Exercise instructions
Reproduce verbatim the stretch of the passage on the Americanization of immigrant children from "The dreams of" through "the humana civilitas.".

──────── Provided passage ────────

In a few years, the children of the recent millions of immigrants from all regions of Europe will come forward in American life and ask for their share in the common inheritance of American tradition, in the common work of American civilization. They will not have much to contribute directly from their original cultures, but they will add an unexampled variety of bloods, of intellectual and moral temperaments, to the population of America. Their Americanization, in habits and language and manners, is a natural process which, left to itself, invariably takes place in the second generation. America must clarify and intensify her tradition, the moral discipline of the Puritan, the moral enthusiasm of the Discoverers and Pioneers, for them, and they will gladly embrace her heritage; but this clarification and intensification is only possible through the revision of the original values in the light of the central humanistic tradition of European thought.
The dreams of the European founders of this Commonwealth of Utopia may yet come true, in the way in which human dreams come true, by becoming the active, all-pervading motive of spiritual effort, the substance of life. Exiles, voluntary or forced, from England and Ireland, from Russia and Italy, from Germany and Israel, children of one mother, unified in America as they will not be unified for centuries to come in Europe, will thus have a chance to anticipate, in the civilitas americana, the future developments of the humana civilitas.
And if this generation needs a motto, I would suggest one line of Dante:
luce intellettual piena d’amore:
the light of intellect, in the fulness of love.

──────── Collected data ────────

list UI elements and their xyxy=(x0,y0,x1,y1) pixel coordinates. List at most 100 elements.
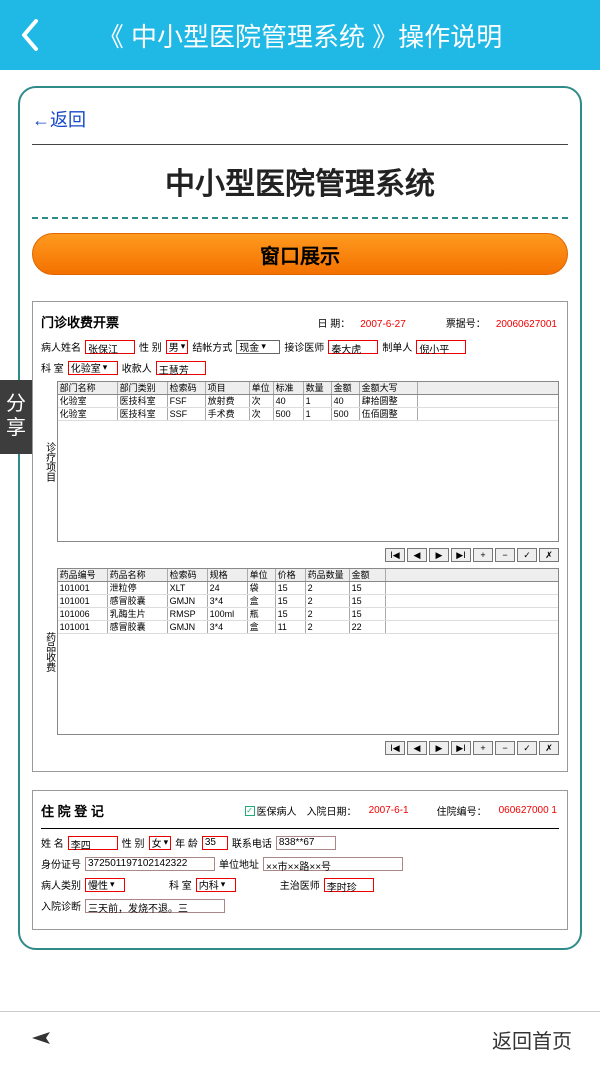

────────

Finished answer
The dreams of the European founders of this Commonwealth of Utopia may yet come true, in the way in which human dreams come true, by becoming the active, all-pervading motive of spiritual effort, the substance of life. Exiles, voluntary or forced, from England and Ireland, from Russia and Italy, from Germany and Israel, children of one mother, unified in America as they will not be unified for centuries to come in Europe, will thus have a chance to anticipate, in the civilitas americana, the future developments of the humana civilitas.